━━━ Data for processing
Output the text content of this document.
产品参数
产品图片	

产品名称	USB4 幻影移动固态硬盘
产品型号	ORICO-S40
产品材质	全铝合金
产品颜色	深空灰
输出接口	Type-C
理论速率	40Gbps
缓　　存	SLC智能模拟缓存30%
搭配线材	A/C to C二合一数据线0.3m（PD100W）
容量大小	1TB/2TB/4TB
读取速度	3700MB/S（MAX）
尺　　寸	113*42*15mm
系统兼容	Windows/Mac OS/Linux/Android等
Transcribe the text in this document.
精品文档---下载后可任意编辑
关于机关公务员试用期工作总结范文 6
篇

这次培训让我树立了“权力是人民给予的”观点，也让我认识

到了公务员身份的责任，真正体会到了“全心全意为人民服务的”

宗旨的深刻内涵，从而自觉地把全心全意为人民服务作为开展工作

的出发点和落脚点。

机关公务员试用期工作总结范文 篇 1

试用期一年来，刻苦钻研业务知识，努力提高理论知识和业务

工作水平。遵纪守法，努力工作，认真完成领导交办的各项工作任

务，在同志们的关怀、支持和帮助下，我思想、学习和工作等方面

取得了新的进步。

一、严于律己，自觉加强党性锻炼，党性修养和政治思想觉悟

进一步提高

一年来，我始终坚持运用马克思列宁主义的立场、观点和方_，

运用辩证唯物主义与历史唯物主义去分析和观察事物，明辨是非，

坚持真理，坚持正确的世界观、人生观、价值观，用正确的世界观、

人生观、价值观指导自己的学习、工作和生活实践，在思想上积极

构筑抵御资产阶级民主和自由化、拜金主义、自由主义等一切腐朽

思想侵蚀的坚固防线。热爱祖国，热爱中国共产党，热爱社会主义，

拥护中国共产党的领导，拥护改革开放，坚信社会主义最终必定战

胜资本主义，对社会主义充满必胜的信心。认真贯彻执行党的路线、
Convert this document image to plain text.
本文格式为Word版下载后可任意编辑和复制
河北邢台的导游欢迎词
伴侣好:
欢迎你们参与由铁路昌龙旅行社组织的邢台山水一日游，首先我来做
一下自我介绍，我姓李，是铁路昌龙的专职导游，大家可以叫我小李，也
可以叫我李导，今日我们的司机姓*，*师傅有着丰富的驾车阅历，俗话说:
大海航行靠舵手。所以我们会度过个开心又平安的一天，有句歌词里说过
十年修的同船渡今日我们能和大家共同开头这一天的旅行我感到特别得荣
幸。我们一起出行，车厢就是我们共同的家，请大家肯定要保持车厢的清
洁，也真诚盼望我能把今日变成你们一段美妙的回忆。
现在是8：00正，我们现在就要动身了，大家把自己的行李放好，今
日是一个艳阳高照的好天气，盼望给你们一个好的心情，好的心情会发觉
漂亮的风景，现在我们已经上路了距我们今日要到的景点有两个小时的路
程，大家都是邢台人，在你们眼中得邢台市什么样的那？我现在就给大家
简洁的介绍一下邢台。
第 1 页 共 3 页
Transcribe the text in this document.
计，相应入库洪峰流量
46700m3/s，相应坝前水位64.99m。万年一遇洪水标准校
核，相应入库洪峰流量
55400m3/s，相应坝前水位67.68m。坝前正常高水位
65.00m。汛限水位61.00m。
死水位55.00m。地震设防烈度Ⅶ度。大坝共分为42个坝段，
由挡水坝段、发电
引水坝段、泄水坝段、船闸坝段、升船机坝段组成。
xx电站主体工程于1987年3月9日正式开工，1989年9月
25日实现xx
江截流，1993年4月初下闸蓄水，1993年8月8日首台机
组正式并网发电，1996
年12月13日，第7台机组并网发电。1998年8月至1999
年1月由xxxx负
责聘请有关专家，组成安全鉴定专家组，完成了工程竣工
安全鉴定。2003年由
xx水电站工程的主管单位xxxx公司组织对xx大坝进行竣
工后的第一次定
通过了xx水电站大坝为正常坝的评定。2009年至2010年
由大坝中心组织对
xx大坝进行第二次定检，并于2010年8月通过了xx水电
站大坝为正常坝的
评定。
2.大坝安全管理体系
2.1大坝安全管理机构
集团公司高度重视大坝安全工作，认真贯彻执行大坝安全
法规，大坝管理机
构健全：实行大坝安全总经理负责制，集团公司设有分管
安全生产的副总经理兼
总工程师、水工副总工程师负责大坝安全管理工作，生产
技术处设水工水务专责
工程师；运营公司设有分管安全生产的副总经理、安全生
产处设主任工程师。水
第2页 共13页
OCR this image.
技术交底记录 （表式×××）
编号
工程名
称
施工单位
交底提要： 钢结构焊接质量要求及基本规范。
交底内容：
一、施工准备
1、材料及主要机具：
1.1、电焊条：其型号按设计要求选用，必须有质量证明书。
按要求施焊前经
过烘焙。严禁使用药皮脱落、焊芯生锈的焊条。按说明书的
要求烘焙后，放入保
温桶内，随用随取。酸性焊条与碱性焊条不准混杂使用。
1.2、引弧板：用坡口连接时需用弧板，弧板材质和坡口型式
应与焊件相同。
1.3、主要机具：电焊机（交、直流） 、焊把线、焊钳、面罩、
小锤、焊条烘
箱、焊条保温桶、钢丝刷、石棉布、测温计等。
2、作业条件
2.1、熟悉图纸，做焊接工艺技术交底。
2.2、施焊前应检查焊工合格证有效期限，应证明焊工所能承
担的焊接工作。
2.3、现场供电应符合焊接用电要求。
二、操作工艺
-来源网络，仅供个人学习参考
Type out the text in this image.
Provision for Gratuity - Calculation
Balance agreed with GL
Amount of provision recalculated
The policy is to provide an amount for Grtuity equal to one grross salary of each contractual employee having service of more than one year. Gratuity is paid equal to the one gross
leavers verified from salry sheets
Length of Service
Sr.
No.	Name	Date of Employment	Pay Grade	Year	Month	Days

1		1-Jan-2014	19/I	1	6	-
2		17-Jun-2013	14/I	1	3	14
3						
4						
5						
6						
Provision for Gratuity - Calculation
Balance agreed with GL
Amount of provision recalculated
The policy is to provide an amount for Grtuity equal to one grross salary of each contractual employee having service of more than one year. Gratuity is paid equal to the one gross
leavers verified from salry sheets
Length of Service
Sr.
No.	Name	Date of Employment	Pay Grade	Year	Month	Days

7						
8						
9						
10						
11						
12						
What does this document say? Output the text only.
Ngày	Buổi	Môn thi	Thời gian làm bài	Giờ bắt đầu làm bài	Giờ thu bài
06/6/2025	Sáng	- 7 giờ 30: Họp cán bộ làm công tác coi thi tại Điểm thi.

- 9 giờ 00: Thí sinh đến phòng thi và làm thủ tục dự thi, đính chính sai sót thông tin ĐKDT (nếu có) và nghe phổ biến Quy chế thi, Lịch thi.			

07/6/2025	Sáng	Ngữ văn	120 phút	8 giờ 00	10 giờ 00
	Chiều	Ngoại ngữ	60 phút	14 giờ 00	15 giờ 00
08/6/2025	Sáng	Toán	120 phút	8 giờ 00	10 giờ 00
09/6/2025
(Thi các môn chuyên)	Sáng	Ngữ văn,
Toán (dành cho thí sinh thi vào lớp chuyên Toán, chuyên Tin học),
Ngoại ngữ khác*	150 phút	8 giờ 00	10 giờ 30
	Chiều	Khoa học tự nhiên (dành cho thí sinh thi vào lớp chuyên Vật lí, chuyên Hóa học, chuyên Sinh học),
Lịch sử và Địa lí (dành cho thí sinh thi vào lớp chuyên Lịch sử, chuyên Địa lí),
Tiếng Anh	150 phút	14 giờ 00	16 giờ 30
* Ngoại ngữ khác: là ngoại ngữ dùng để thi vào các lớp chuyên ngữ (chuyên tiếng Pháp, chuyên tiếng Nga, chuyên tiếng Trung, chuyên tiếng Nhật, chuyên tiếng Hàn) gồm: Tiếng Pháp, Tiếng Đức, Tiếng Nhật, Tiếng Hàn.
━━━━━━
**Direction**
Reproduce the listing above exactly from the line containing "What does this" through its last line, with both of those lines included.

**Output for this task**
What does this document say? Output the text only.
Ngày	Buổi	Môn thi	Thời gian làm bài	Giờ bắt đầu làm bài	Giờ thu bài
06/6/2025	Sáng	- 7 giờ 30: Họp cán bộ làm công tác coi thi tại Điểm thi.

- 9 giờ 00: Thí sinh đến phòng thi và làm thủ tục dự thi, đính chính sai sót thông tin ĐKDT (nếu có) và nghe phổ biến Quy chế thi, Lịch thi.			

07/6/2025	Sáng	Ngữ văn	120 phút	8 giờ 00	10 giờ 00
	Chiều	Ngoại ngữ	60 phút	14 giờ 00	15 giờ 00
08/6/2025	Sáng	Toán	120 phút	8 giờ 00	10 giờ 00
09/6/2025
(Thi các môn chuyên)	Sáng	Ngữ văn,
Toán (dành cho thí sinh thi vào lớp chuyên Toán, chuyên Tin học),
Ngoại ngữ khác*	150 phút	8 giờ 00	10 giờ 30
	Chiều	Khoa học tự nhiên (dành cho thí sinh thi vào lớp chuyên Vật lí, chuyên Hóa học, chuyên Sinh học),
Lịch sử và Địa lí (dành cho thí sinh thi vào lớp chuyên Lịch sử, chuyên Địa lí),
Tiếng Anh	150 phút	14 giờ 00	16 giờ 30
* Ngoại ngữ khác: là ngoại ngữ dùng để thi vào các lớp chuyên ngữ (chuyên tiếng Pháp, chuyên tiếng Nga, chuyên tiếng Trung, chuyên tiếng Nhật, chuyên tiếng Hàn) gồm: Tiếng Pháp, Tiếng Đức, Tiếng Nhật, Tiếng Hàn.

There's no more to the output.